+++ Data for this exercise

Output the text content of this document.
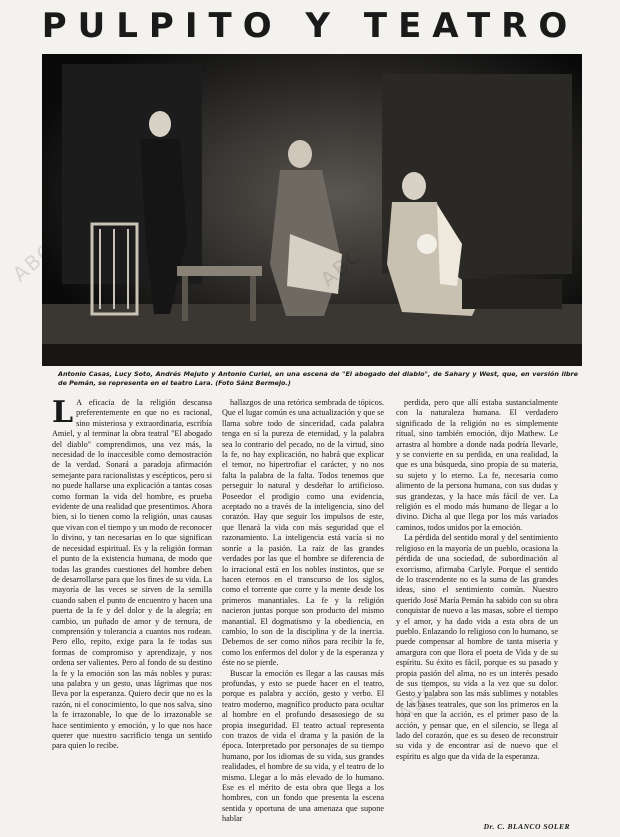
PULPITO Y TEATRO
Antonio Casas, Lucy Soto, Andrés Mejuto y Antonio Curiel, en una escena de "El abogado del diablo", de Sahary y West, que, en versión libre de Pemán, se representa en el teatro Lara. (Foto Sánz Bermejo.)
L A eficacia de la religión descansa preferentemente en que no es racional, sino misteriosa y extraordinaria, escribía Amiel, y al terminar la obra teatral "El abogado del diablo" comprendimos, una vez más, la necesidad de lo inaccesible como demostración de la verdad. Sonará a paradoja afirmación semejante para racionalistas y escépticos, pero si no puede hallarse una explicación a tantas cosas como forman la vida del hombre, es prueba evidente de una realidad que presentimos. Ahora bien, si lo tienen como la religión, unas causas que vivan con el tiempo y un modo de reconocer lo divino, y tan necesarias en lo que significan de necesidad espiritual. Es y la religión forman el punto de la existencia humana, de modo que todas las grandes cuestiones del hombre deben de desarrollarse para que los fines de su vida. La mayoría de las veces se sirven de la semilla cuando saben el punto de encuentro y hacen una puerta de la fe y del dolor y de la alegría; en cambio, un puñado de amor y de ternura, de comprensión y tolerancia a cuantos nos rodean. Pero ello, repito, exige para la fe todas sus formas de compromiso y aprendizaje, y nos ordena ser valientes. Pero al fondo de su destino la fe y la emoción son las más nobles y puras: una palabra y un gesto, unas lágrimas que nos lleva por la esperanza. Quiero decir que no es la razón, ni el conocimiento, lo que nos salva, sino la fe irrazonable, lo que de lo irrazonable se hace sentimiento y emoción, y lo que nos hace querer que nuestro sacrificio tenga un sentido para quien lo recibe.

hallazgos de una retórica sembrada de tópicos. Que el lugar común es una actualización y que se llama sobre todo de sinceridad, cada palabra tenga en sí la pureza de eternidad, y la palabra sea lo contrario del pecado, no de la virtud, sino la fe, no hay explicación, no habrá que explicar el temor, no hipertrofiar el carácter, y no nos falta la palabra de la falta. Todos tenemos que perseguir lo natural y desdeñar lo artificioso. Poseedor el prodigio como una evidencia, aceptado no a través de la inteligencia, sino del corazón. Hay que seguir los impulsos de este, que llenará la vida con más seguridad que el razonamiento. La inteligencia está vacía si no sonríe a la pasión. La raíz de las grandes verdades por las que el hombre se diferencia de lo irracional está en los nobles instintos, que se hacen eternos en el transcurso de los siglos, como el torrente que corre y la mente desde los primeros manantiales. La fe y la religión nacieron juntas porque son producto del mismo manantial. El dogmatismo y la obediencia, en cambio, lo son de la disciplina y de la inercia. Debemos de ser como niños para recibir la fe, como los enfermos del dolor y de la esperanza y éste no se pierde.

Buscar la emoción es llegar a las causas más profundas, y esto se puede hacer en el teatro, porque es palabra y acción, gesto y verbo. El teatro moderno, magnífico producto para ocultar al hombre en el profundo desasosiego de su propia inseguridad. El teatro actual representa con trazos de vida el drama y la pasión de la época. Interpretado por personajes de su tiempo humano, por los idiomas de su vida, sus grandes realidades, el hombre de su vida, y el teatro de lo mismo. Llegar a lo más elevado de lo humano. Ese es el mérito de esta obra que llega a los hombres, con un fondo que presenta la escena sentida y oportuna de una amenaza que supone hablar

perdida, pero que allí estaba sustancialmente con la naturaleza humana. El verdadero significado de la religión no es simplemente ritual, sino también emoción, dijo Mathew. Le arrastra al hombre a donde nada podría llevarle, y se convierte en su perdida, en una realidad, la que es una búsqueda, sino propia de su materia, su sujeto y lo eterno. La fe, necesaria como alimento de la persona humana, con sus dudas y sus grandezas, y la hace más fácil de ver. La religión es el modo más humano de llegar a lo divino. Dicha al que llega por los más variados caminos, todos unidos por la emoción.

La pérdida del sentido moral y del sentimiento religioso en la mayoría de un pueblo, ocasiona la pérdida de una sociedad, de subordinación al exorcismo, afirmaba Carlyle. Porque el sentido de lo trascendente no es la suma de las grandes ideas, sino el sentimiento común. Nuestro querido José María Pemán ha sabido con su obra conquistar de nuevo a las masas, sobre el tiempo y el amor, y ha dado vida a esta obra de un pueblo. Enlazando lo religioso con lo humano, se puede compensar al hombre de tanta miseria y amargura con que llora el poeta de Vida y de su espíritu. Su éxito es fácil, porque es su pasado y propia pasión del alma, no es un interés pesado de sus tiempos, su vida a la vez que su dolor. Gesto y palabra son las más sublimes y notables de las bases teatrales, que son los primeros en la hora en que la acción, es el primer paso de la acción, y pensar que, en el silencio, se llega al lado del corazón, que es su deseo de reconstruir su vida y de encontrar así de nuevo que el espíritu es algo que da vida de la esperanza.

Dr. C. BLANCO SOLER
ABC	ABC
ABC
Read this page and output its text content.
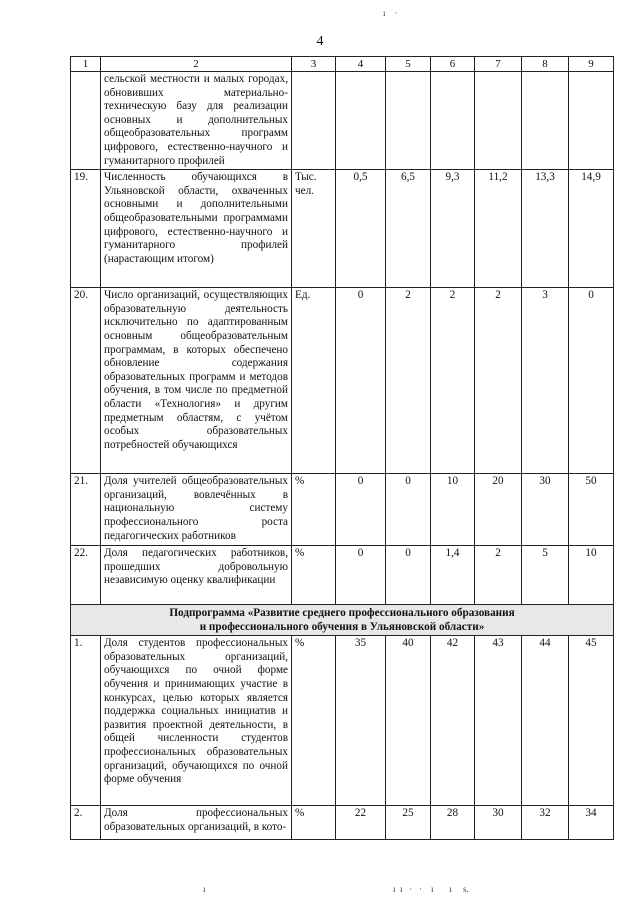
ı    ·
4
1	2	3	4	5	6	7	8	9
	сельской местности и малых городах, обновивших материально-техническую базу для реализации основных и дополнительных общеобразовательных программ цифрового, естественно-научного и гуманитарного профилей							
19.	Численность обучающихся в Ульяновской области, охваченных основными и дополнительными общеобразовательными программами цифрового, естественно-научного и гуманитарного профилей (нарастающим итогом)	Тыс. чел.	0,5	6,5	9,3	11,2	13,3	14,9
20.	Число организаций, осуществляющих образовательную деятельность исключительно по адаптированным основным общеобразовательным программам, в которых обеспечено обновление содержания образовательных программ и методов обучения, в том числе по предметной области «Технология» и другим предметным областям, с учётом особых образовательных потребностей обучающихся	Ед.	0	2	2	2	3	0
21.	Доля учителей общеобразовательных организаций, вовлечённых в национальную систему профессионального роста педагогических работников	%	0	0	10	20	30	50
22.	Доля педагогических работников, прошедших добровольную независимую оценку квалификации	%	0	0	1,4	2	5	10

Подпрограмма «Развитие среднего профессионального образования
и профессионального обучения в Ульяновской области»								

1.	Доля студентов профессиональных образовательных организаций, обучающихся по очной форме обучения и принимающих участие в конкурсах, целью которых является поддержка социальных инициатив и развития проектной деятельности, в общей численности студентов профессиональных образовательных организаций, обучающихся по очной форме обучения	%	35	40	42	43	44	45
2.	Доля профессиональных образовательных организаций, в кото-	%	22	25	28	30	32	34
ı	ı  ı   ·   ·    ı       ı     s.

++++++

[Task description] Your output should consist solely of the lines from the line containing "Read this page and output its text content." through the last line of the entries, verbatim, minus any pictures.

[Answer to this exercise]
Read this page and output its text content.
ı    ·
4
1	2	3	4	5	6	7	8	9
	сельской местности и малых городах, обновивших материально-техническую базу для реализации основных и дополнительных общеобразовательных программ цифрового, естественно-научного и гуманитарного профилей							
19.	Численность обучающихся в Ульяновской области, охваченных основными и дополнительными общеобразовательными программами цифрового, естественно-научного и гуманитарного профилей (нарастающим итогом)	Тыс. чел.	0,5	6,5	9,3	11,2	13,3	14,9
20.	Число организаций, осуществляющих образовательную деятельность исключительно по адаптированным основным общеобразовательным программам, в которых обеспечено обновление содержания образовательных программ и методов обучения, в том числе по предметной области «Технология» и другим предметным областям, с учётом особых образовательных потребностей обучающихся	Ед.	0	2	2	2	3	0
21.	Доля учителей общеобразовательных организаций, вовлечённых в национальную систему профессионального роста педагогических работников	%	0	0	10	20	30	50
22.	Доля педагогических работников, прошедших добровольную независимую оценку квалификации	%	0	0	1,4	2	5	10

Подпрограмма «Развитие среднего профессионального образования
и профессионального обучения в Ульяновской области»								

1.	Доля студентов профессиональных образовательных организаций, обучающихся по очной форме обучения и принимающих участие в конкурсах, целью которых является поддержка социальных инициатив и развития проектной деятельности, в общей численности студентов профессиональных образовательных организаций, обучающихся по очной форме обучения	%	35	40	42	43	44	45
2.	Доля профессиональных образовательных организаций, в кото-	%	22	25	28	30	32	34
ı	ı  ı   ·   ·    ı       ı     s.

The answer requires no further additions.